▸ EXERCISE
Locate the lines where "последующую" occurs and copy them as they stand.

▸ INPUT MATERIAL
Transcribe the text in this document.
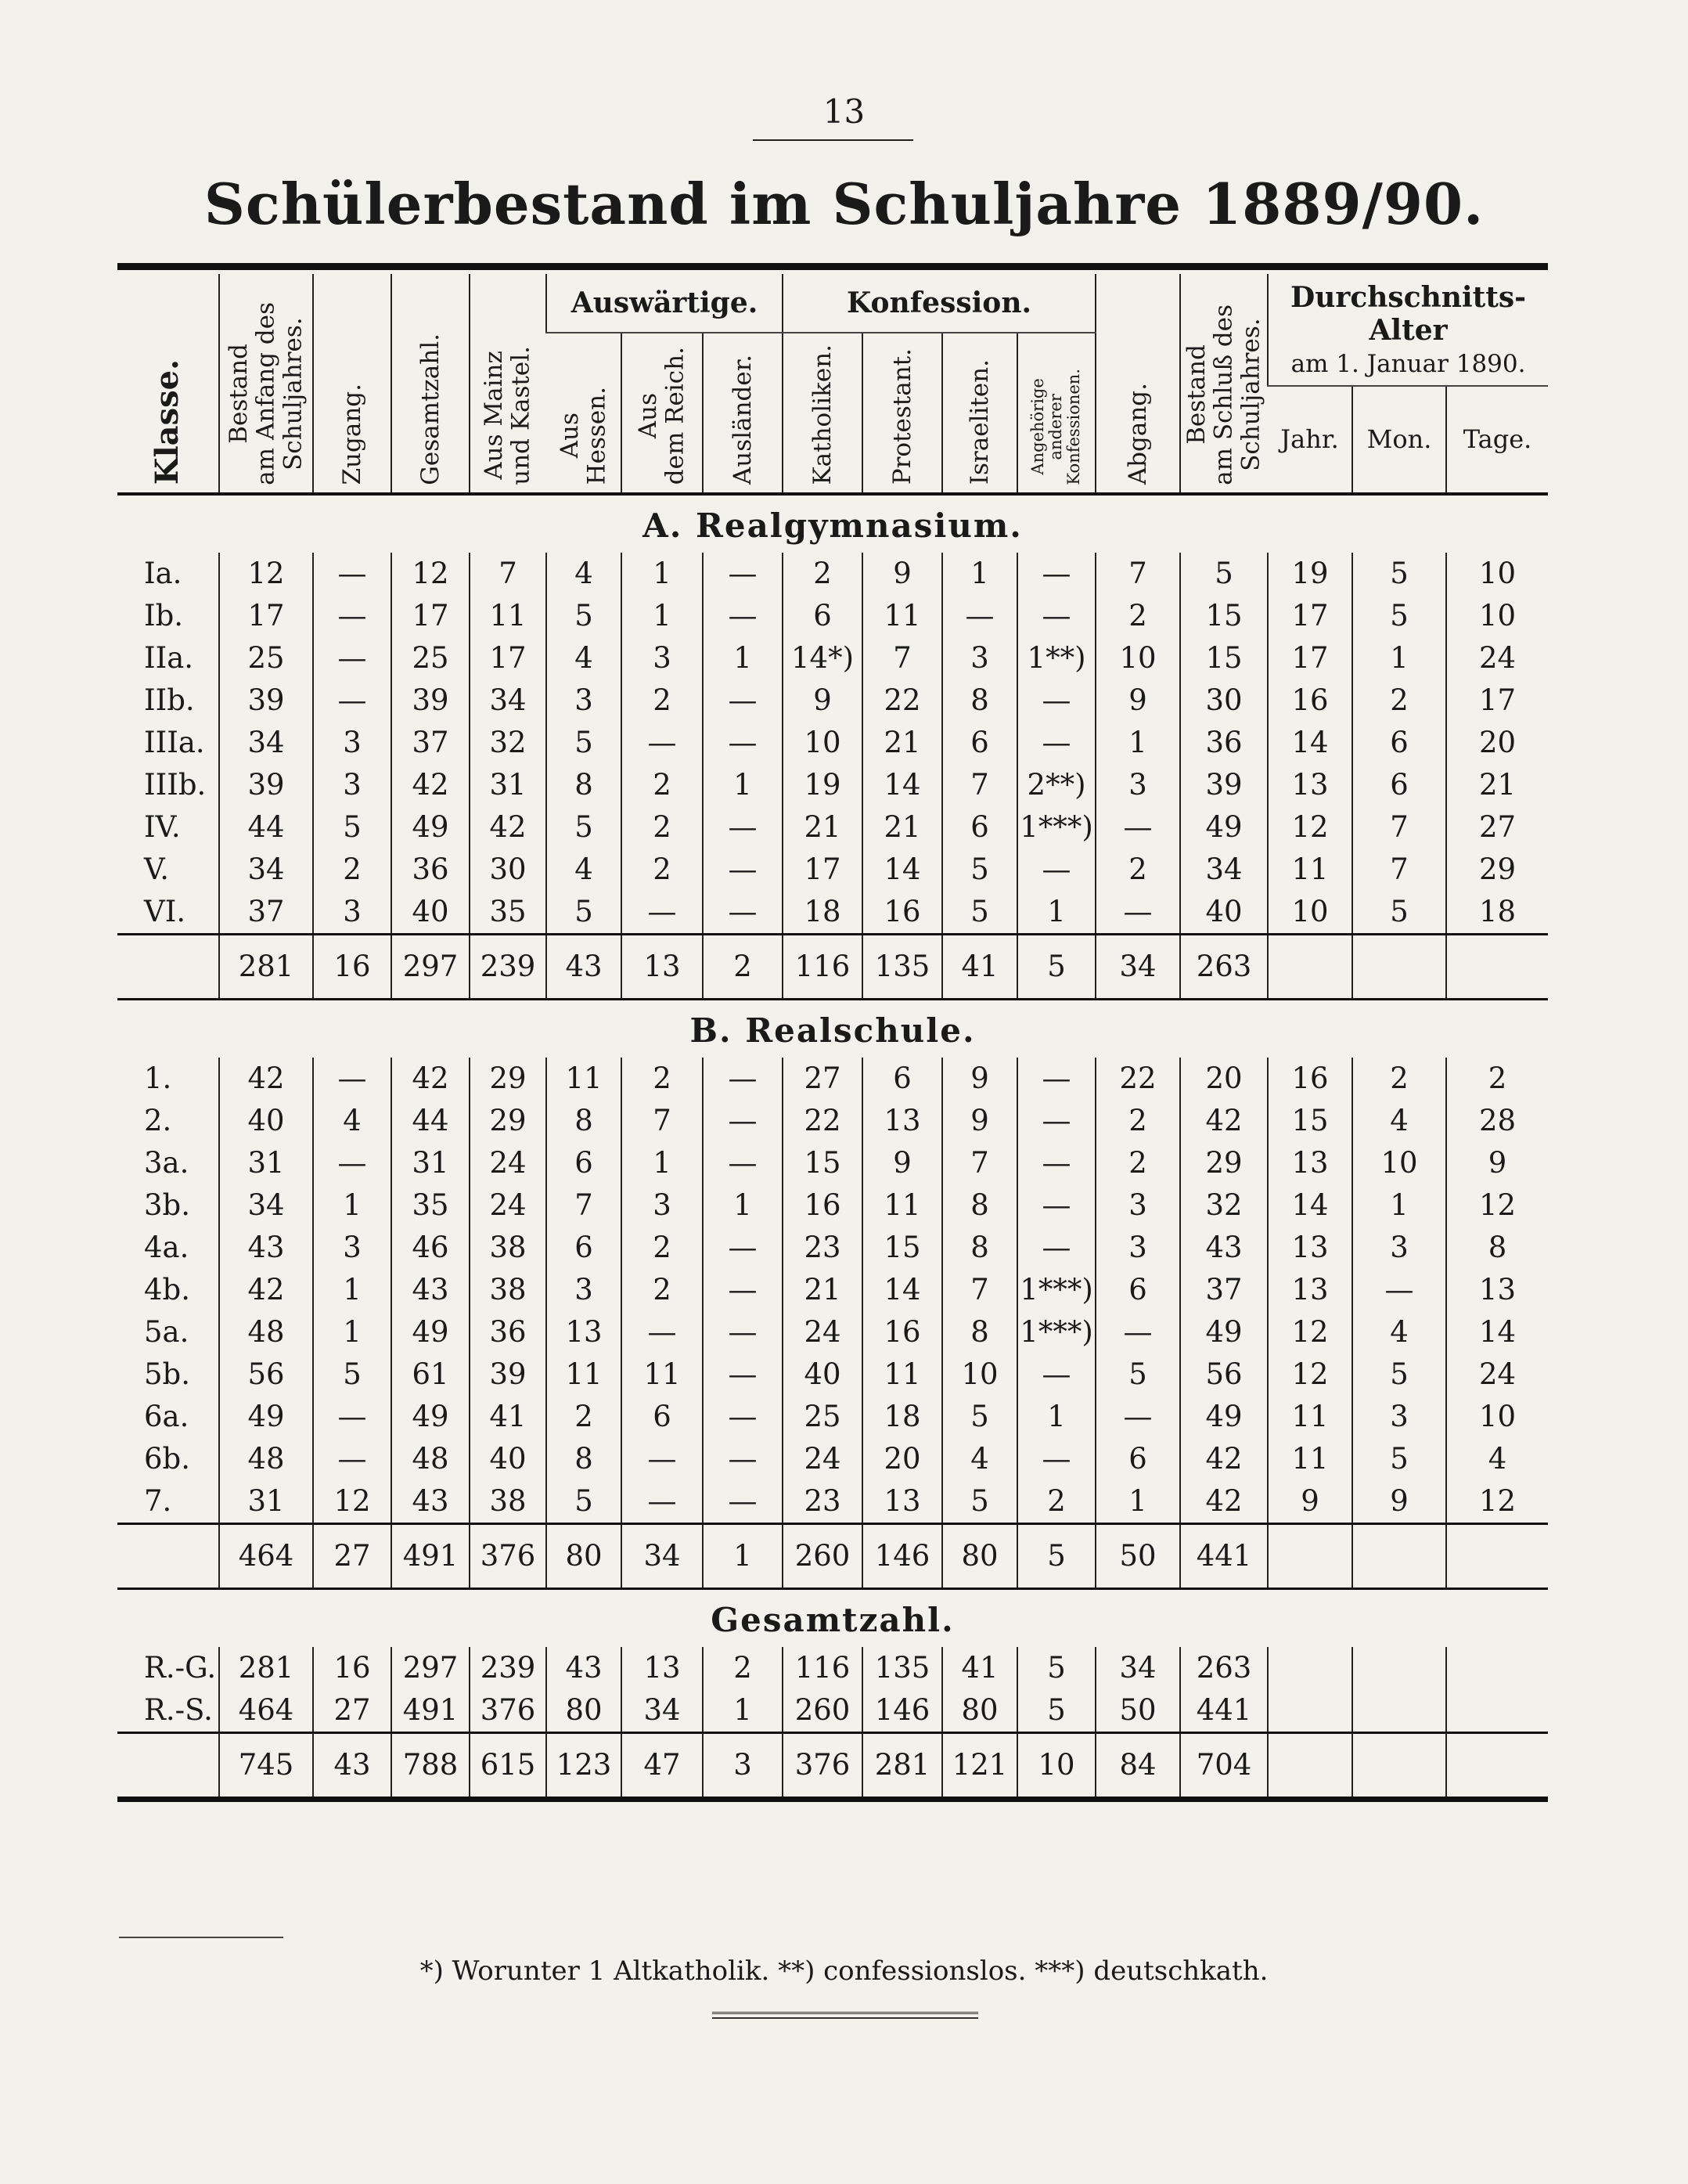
13
Schülerbestand im Schuljahre 1889/90.
Klasse.	Bestand
am Anfang des
Schuljahres.	Zugang.	Gesamtzahl.	Aus Mainz
und Kastel.	Auswärtige.			Konfession.				Abgang.	Bestand
am Schluß des
Schuljahres.	Durchschnitts-Alter
am 1. Januar 1890.		

					Aus
Hessen.	Aus
dem Reich.	Ausländer.	Katholiken.	Protestant.	Israeliten.	Angehörige
anderer
Konfessionen.					
														Jahr.	Mon.	Tage.
A. Realgymnasium.																
Ia.	12	—	12	7	4	1	—	2	9	1	—	7	5	19	5	10
Ib.	17	—	17	11	5	1	—	6	11	—	—	2	15	17	5	10
IIa.	25	—	25	17	4	3	1	14*)	7	3	1**)	10	15	17	1	24
IIb.	39	—	39	34	3	2	—	9	22	8	—	9	30	16	2	17
IIIa.	34	3	37	32	5	—	—	10	21	6	—	1	36	14	6	20
IIIb.	39	3	42	31	8	2	1	19	14	7	2**)	3	39	13	6	21
IV.	44	5	49	42	5	2	—	21	21	6	1***)	—	49	12	7	27
V.	34	2	36	30	4	2	—	17	14	5	—	2	34	11	7	29
VI.	37	3	40	35	5	—	—	18	16	5	1	—	40	10	5	18
	281	16	297	239	43	13	2	116	135	41	5	34	263			
B. Realschule.																
1.	42	—	42	29	11	2	—	27	6	9	—	22	20	16	2	2
2.	40	4	44	29	8	7	—	22	13	9	—	2	42	15	4	28
3a.	31	—	31	24	6	1	—	15	9	7	—	2	29	13	10	9
3b.	34	1	35	24	7	3	1	16	11	8	—	3	32	14	1	12
4a.	43	3	46	38	6	2	—	23	15	8	—	3	43	13	3	8
4b.	42	1	43	38	3	2	—	21	14	7	1***)	6	37	13	—	13
5a.	48	1	49	36	13	—	—	24	16	8	1***)	—	49	12	4	14
5b.	56	5	61	39	11	11	—	40	11	10	—	5	56	12	5	24
6a.	49	—	49	41	2	6	—	25	18	5	1	—	49	11	3	10
6b.	48	—	48	40	8	—	—	24	20	4	—	6	42	11	5	4
7.	31	12	43	38	5	—	—	23	13	5	2	1	42	9	9	12
	464	27	491	376	80	34	1	260	146	80	5	50	441			
Gesamtzahl.																
R.-G.	281	16	297	239	43	13	2	116	135	41	5	34	263			
R.-S.	464	27	491	376	80	34	1	260	146	80	5	50	441			
	745	43	788	615	123	47	3	376	281	121	10	84	704			
*) Worunter 1 Altkatholik. **) confessionslos. ***) deutschkath.
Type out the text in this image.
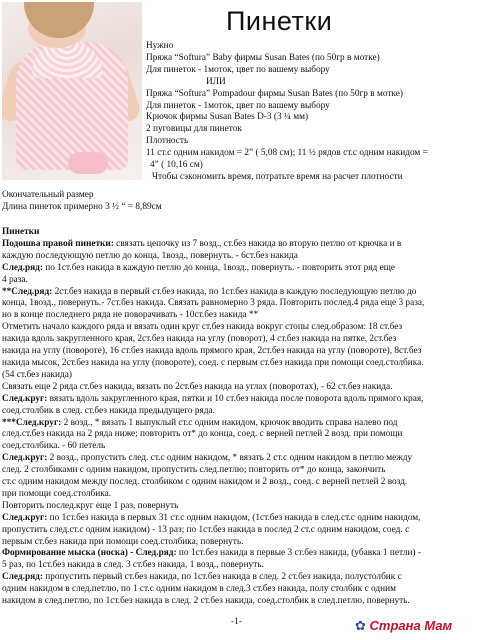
Пинетки
Нужно
Пряжа “Softura” Baby фирмы Susan Bates (по 50гр в мотке)
Для пинеток - 1моток, цвет по вашему выбору
ИЛИ
Пряжа “Softura” Pompadour фирмы Susan Bates (по 50гр в мотке)
Для пинеток - 1моток, цвет по вашему выбору
Крючок фирмы Susan Bates D-3 (3 ¼ мм)
2 пуговицы для пинеток
Плотность
11 ст.с одним накидом = 2” ( 5,08 см); 11 ½ рядов ст.с одним накидом =
4” ( 10,16 см)
Чтобы сэкономить время, потратьте время на расчет плотности
Окончательный размер
Длина пинеток примерно 3 ½ “ = 8,89см

Пинетки

Подошва правой пинетки: связать цепочку из 7 возд., ст.без накида во вторую петлю от крючка и в

каждую последующую петлю до конца, 1возд., повернуть. - 6ст.без накида

След.ряд: по 1ст.без накида в каждую петлю до конца, 1возд., повернуть. - повторить этот ряд еще

4 раза.

**След.ряд: 2ст.без накида в первый ст.без накида, по 1ст.без накида в каждую последующую петлю до

конца, 1возд., повернуть.- 7ст.без накида. Связать равномерно 3 ряда. Повторить послед.4 ряда еще 3 раза,

но в конце последнего ряда не поворачивать - 10ст.без накида **

Отметить начало каждого ряда и вязать один круг ст.без накида вокруг стопы след.образом: 18 ст.без

накида вдоль закругленного края, 2ст.без накида на углу (поворот), 4 ст.без накида на пятке, 2ст.без

накида на углу (повороте), 16 ст.без накида вдоль прямого края, 2ст.без накида на углу (повороте), 8ст.без

накида мысок, 2ст.без накида на углу (повороте), соед. с первым ст.без накида при помощи соед.столбика.

(54 ст.без накида)

Связать еще 2 ряда ст.без накида, вязать по 2ст.без накида на углах (поворотах), - 62 ст.без накида.

След.круг: вязать вдоль закругленного края, пятки и 10 ст.без накида после поворота вдоль прямого края,

соед.столбик в след. ст.без накида предыдущего ряда.

***След.круг: 2 возд., * вязать 1 выпуклый ст.с одним накидом, крючок вводить справа налево под

след.ст.без накида на 2 ряда ниже; повторить от* до конца, соед. с верней петлей 2 возд. при помощи

соед.столбика. - 60 петель

След.круг: 2 возд., пропустить след. ст.с одним накидом, * вязать 2 ст.с одним накидом в петлю между

след. 2 столбиками с одним накидом, пропустить след.петлю; повторить от* до конца, закончить

ст.с одним накидом между послед. столбиком с одним накидом и 2 возд., соед. с верней петлей 2 возд.

при помощи соед.столбика.

Повторить послед.круг еще 1 раз, повернуть

След.круг: по 1ст.без накида в первых 31 ст.с одним накидом, (1ст.без накида в след.ст.с одним накидом,

пропустить след.ст.с одним накидом) - 13 раз; по 1ст.без накида в послед 2 ст.с одним накидом, соед. с

первым ст.без накида при помощи соед.столбика, повернуть.

Формирование мыска (носка) - След.ряд: по 1ст.без накида в первые 3 ст.без накида, (убавка 1 петли) -

5 раз, по 1ст.без накида в след. 3 ст.без накида, 1 возд., повернуть.

След.ряд: пропустить первый ст.без накида, по 1ст.без накида в след. 2 ст.без накида, полустолбик с

одним накидом в след.петлю, по 1 ст.с одним накидом в след.3 ст.без накида, полу столбик с одним

накидом в след.петлю, по 1ст.без накида в след. 2 ст.без накида, соед.столбик в след.петлю, повернуть.

-1-	✿ Страна Мам
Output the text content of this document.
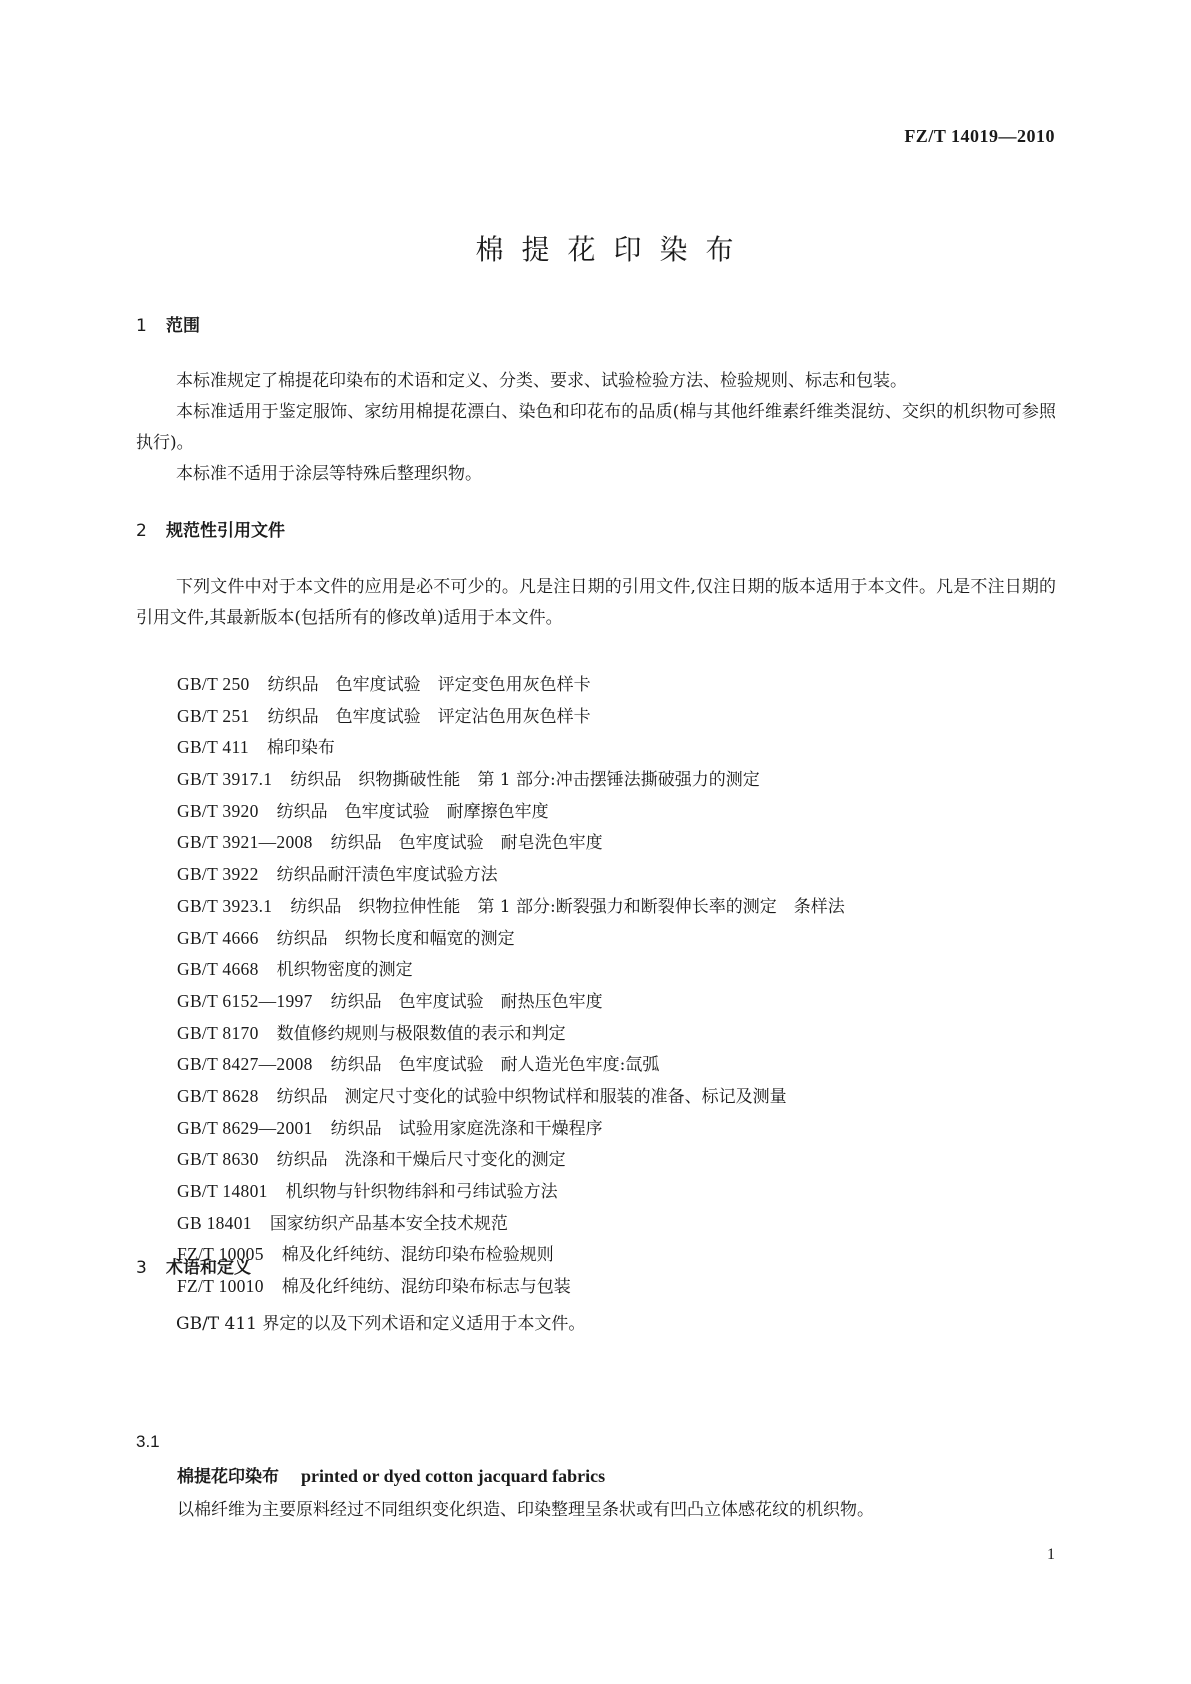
FZ/T 14019—2010
棉提花印染布
1 范围
本标准规定了棉提花印染布的术语和定义、分类、要求、试验检验方法、检验规则、标志和包装。
本标准适用于鉴定服饰、家纺用棉提花漂白、染色和印花布的品质(棉与其他纤维素纤维类混纺、交织的机织物可参照执行)。
本标准不适用于涂层等特殊后整理织物。
2 规范性引用文件
下列文件中对于本文件的应用是必不可少的。凡是注日期的引用文件,仅注日期的版本适用于本文件。凡是不注日期的引用文件,其最新版本(包括所有的修改单)适用于本文件。
GB/T 250 纺织品　色牢度试验　评定变色用灰色样卡
GB/T 251 纺织品　色牢度试验　评定沾色用灰色样卡
GB/T 411 棉印染布
GB/T 3917.1 纺织品　织物撕破性能　第 1 部分:冲击摆锤法撕破强力的测定
GB/T 3920 纺织品　色牢度试验　耐摩擦色牢度
GB/T 3921—2008 纺织品　色牢度试验　耐皂洗色牢度
GB/T 3922 纺织品耐汗渍色牢度试验方法
GB/T 3923.1 纺织品　织物拉伸性能　第 1 部分:断裂强力和断裂伸长率的测定　条样法
GB/T 4666 纺织品　织物长度和幅宽的测定
GB/T 4668 机织物密度的测定
GB/T 6152—1997 纺织品　色牢度试验　耐热压色牢度
GB/T 8170 数值修约规则与极限数值的表示和判定
GB/T 8427—2008 纺织品　色牢度试验　耐人造光色牢度:氙弧
GB/T 8628 纺织品　测定尺寸变化的试验中织物试样和服装的准备、标记及测量
GB/T 8629—2001 纺织品　试验用家庭洗涤和干燥程序
GB/T 8630 纺织品　洗涤和干燥后尺寸变化的测定
GB/T 14801 机织物与针织物纬斜和弓纬试验方法
GB 18401 国家纺织产品基本安全技术规范
FZ/T 10005 棉及化纤纯纺、混纺印染布检验规则
FZ/T 10010 棉及化纤纯纺、混纺印染布标志与包装
3 术语和定义
GB/T 411 界定的以及下列术语和定义适用于本文件。
3.1
棉提花印染布 printed or dyed cotton jacquard fabrics
以棉纤维为主要原料经过不同组织变化织造、印染整理呈条状或有凹凸立体感花纹的机织物。
1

▸ REPLY TO THE EXERCISE
каждую последующую петлю до конца, 1возд., повернуть. - 6ст.без накида
**След.ряд: 2ст.без накида в первый ст.без накида, по 1ст.без накида в каждую последующую петлю до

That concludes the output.